--- BEGIN Data lines ---

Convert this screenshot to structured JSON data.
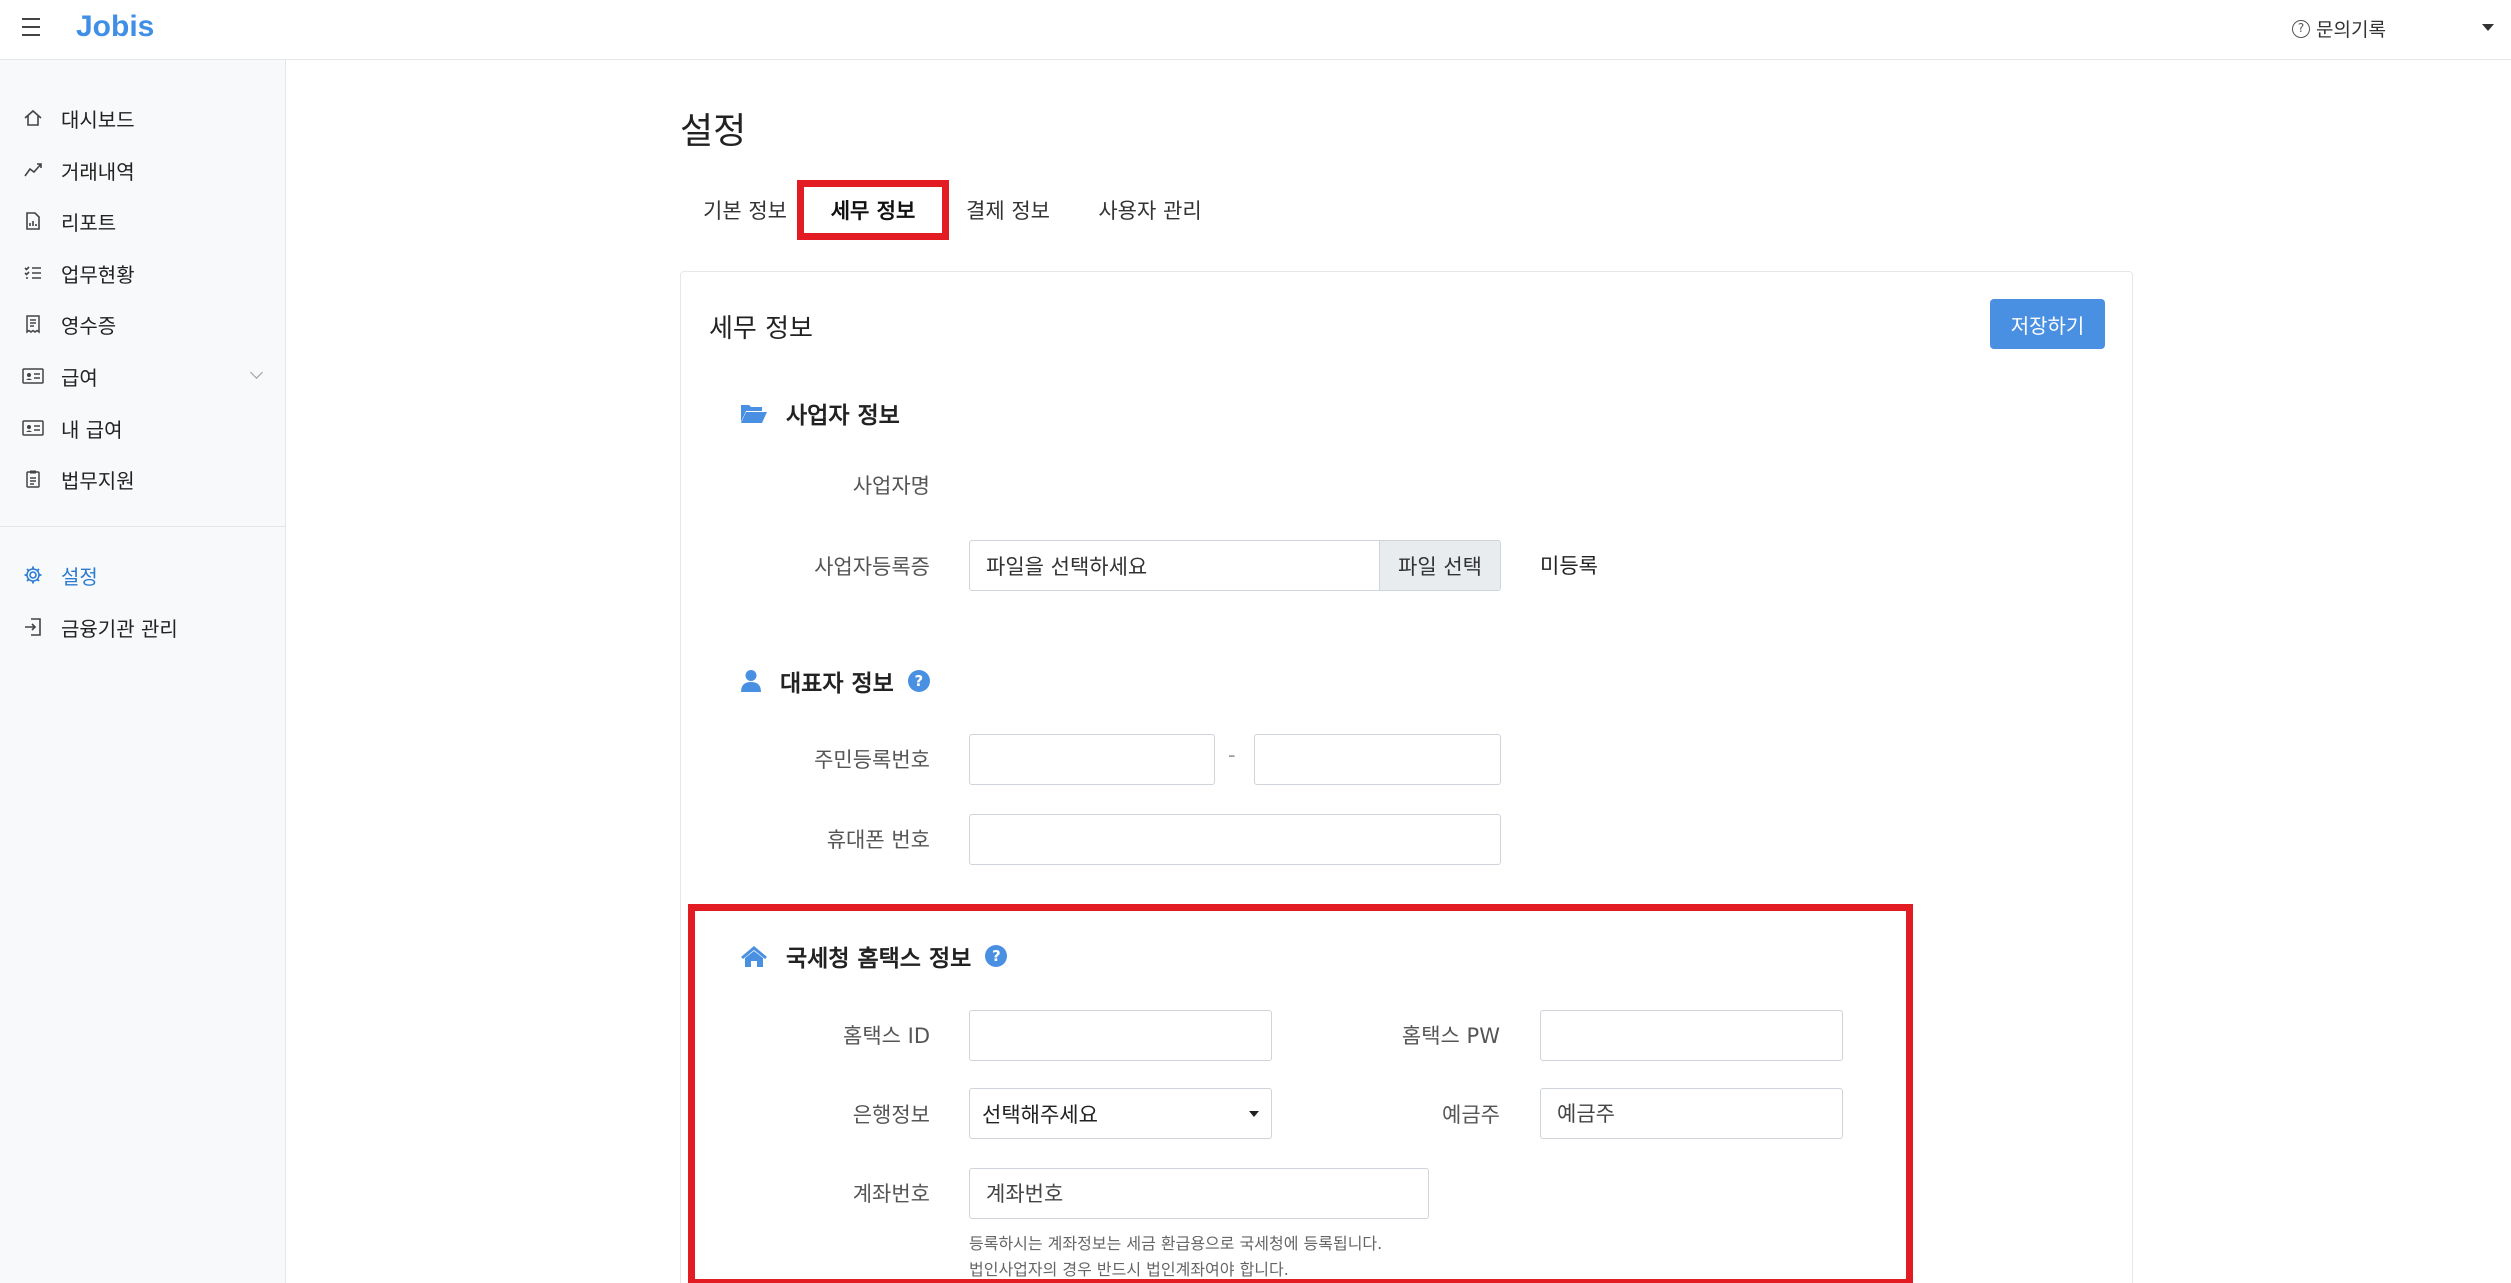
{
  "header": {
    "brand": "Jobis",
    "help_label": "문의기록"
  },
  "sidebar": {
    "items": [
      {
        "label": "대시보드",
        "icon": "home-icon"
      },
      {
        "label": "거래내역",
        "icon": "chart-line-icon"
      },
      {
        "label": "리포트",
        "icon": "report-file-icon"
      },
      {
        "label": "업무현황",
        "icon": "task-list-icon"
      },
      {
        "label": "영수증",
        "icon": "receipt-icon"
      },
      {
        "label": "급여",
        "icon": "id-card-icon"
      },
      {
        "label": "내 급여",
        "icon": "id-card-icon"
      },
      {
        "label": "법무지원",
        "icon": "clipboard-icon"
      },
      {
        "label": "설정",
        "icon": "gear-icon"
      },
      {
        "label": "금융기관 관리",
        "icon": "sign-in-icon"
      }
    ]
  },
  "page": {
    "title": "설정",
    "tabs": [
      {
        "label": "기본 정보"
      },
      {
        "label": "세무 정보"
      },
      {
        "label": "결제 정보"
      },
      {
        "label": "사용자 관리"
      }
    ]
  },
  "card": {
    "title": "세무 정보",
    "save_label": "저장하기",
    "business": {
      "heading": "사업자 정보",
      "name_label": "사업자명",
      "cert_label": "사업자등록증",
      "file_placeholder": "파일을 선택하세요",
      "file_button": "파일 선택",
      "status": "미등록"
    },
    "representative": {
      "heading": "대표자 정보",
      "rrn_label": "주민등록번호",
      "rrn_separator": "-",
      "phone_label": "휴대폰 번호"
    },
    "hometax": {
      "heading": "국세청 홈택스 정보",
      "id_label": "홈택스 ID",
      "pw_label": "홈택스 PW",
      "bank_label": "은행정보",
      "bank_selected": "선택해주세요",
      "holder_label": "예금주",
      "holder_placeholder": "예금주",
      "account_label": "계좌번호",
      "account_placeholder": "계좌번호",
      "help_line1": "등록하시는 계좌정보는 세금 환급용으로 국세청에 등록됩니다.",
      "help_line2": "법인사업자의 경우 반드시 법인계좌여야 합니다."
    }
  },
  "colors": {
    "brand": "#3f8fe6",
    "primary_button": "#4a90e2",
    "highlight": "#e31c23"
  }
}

--- END Data lines ---

» **Task goal**: Look through the entries above. Extract each line with the word "heading".

» **Complete output**:
      "heading": "사업자 정보",
      "heading": "대표자 정보",
      "heading": "국세청 홈택스 정보",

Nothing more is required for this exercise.